**Required task:**
Locate every line in the data below that contains the word "their", and copy each of those lines in full.

**The data:**
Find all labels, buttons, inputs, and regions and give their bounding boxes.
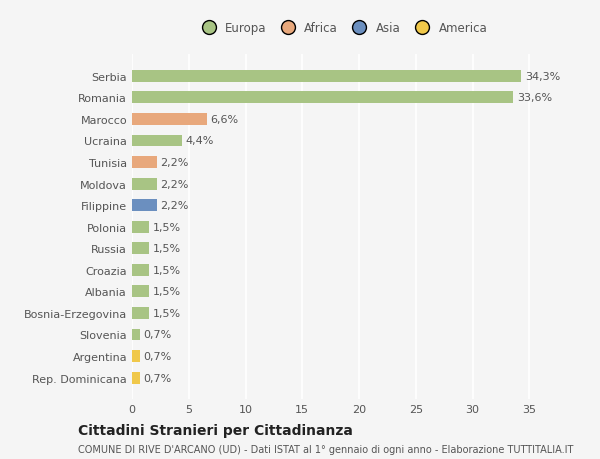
Text: 1,5%: 1,5% bbox=[152, 308, 181, 318]
Bar bbox=[132, 308, 149, 319]
Bar bbox=[132, 350, 140, 362]
Text: 6,6%: 6,6% bbox=[211, 115, 238, 125]
Text: 2,2%: 2,2% bbox=[160, 158, 189, 168]
Text: Cittadini Stranieri per Cittadinanza: Cittadini Stranieri per Cittadinanza bbox=[78, 423, 353, 437]
Text: 33,6%: 33,6% bbox=[517, 93, 552, 103]
Bar bbox=[132, 135, 182, 147]
Bar bbox=[132, 329, 140, 341]
Bar bbox=[132, 157, 157, 168]
Bar bbox=[132, 92, 514, 104]
Text: 34,3%: 34,3% bbox=[525, 72, 560, 82]
Text: COMUNE DI RIVE D'ARCANO (UD) - Dati ISTAT al 1° gennaio di ogni anno - Elaborazi: COMUNE DI RIVE D'ARCANO (UD) - Dati ISTA… bbox=[78, 444, 574, 454]
Bar bbox=[132, 114, 207, 126]
Text: 1,5%: 1,5% bbox=[152, 287, 181, 297]
Text: 2,2%: 2,2% bbox=[160, 179, 189, 189]
Text: 1,5%: 1,5% bbox=[152, 222, 181, 232]
Bar bbox=[132, 264, 149, 276]
Bar bbox=[132, 221, 149, 233]
Legend: Europa, Africa, Asia, America: Europa, Africa, Asia, America bbox=[194, 20, 490, 37]
Text: 1,5%: 1,5% bbox=[152, 265, 181, 275]
Bar bbox=[132, 243, 149, 255]
Bar bbox=[132, 71, 521, 83]
Bar bbox=[132, 372, 140, 384]
Text: 2,2%: 2,2% bbox=[160, 201, 189, 211]
Text: 0,7%: 0,7% bbox=[143, 373, 172, 383]
Text: 4,4%: 4,4% bbox=[185, 136, 214, 146]
Text: 0,7%: 0,7% bbox=[143, 351, 172, 361]
Bar bbox=[132, 286, 149, 297]
Bar bbox=[132, 178, 157, 190]
Text: 1,5%: 1,5% bbox=[152, 244, 181, 254]
Text: 0,7%: 0,7% bbox=[143, 330, 172, 340]
Bar bbox=[132, 200, 157, 212]
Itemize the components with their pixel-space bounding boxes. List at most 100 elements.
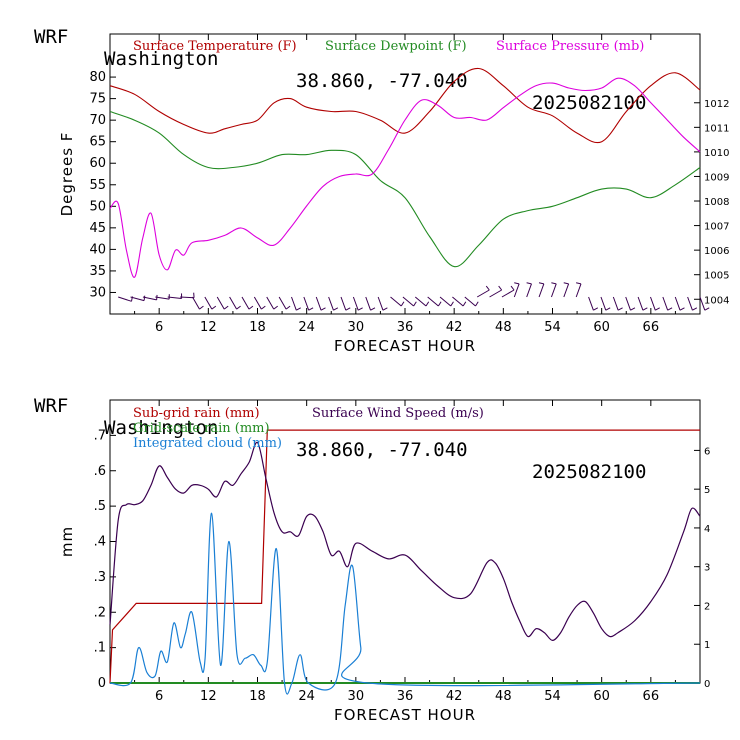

**Solved problem:**
Find all labels, buttons, inputs, and regions and give their bounding boxes.
Itemize the components with their pixel-space bounding boxes. List at most 100 elements.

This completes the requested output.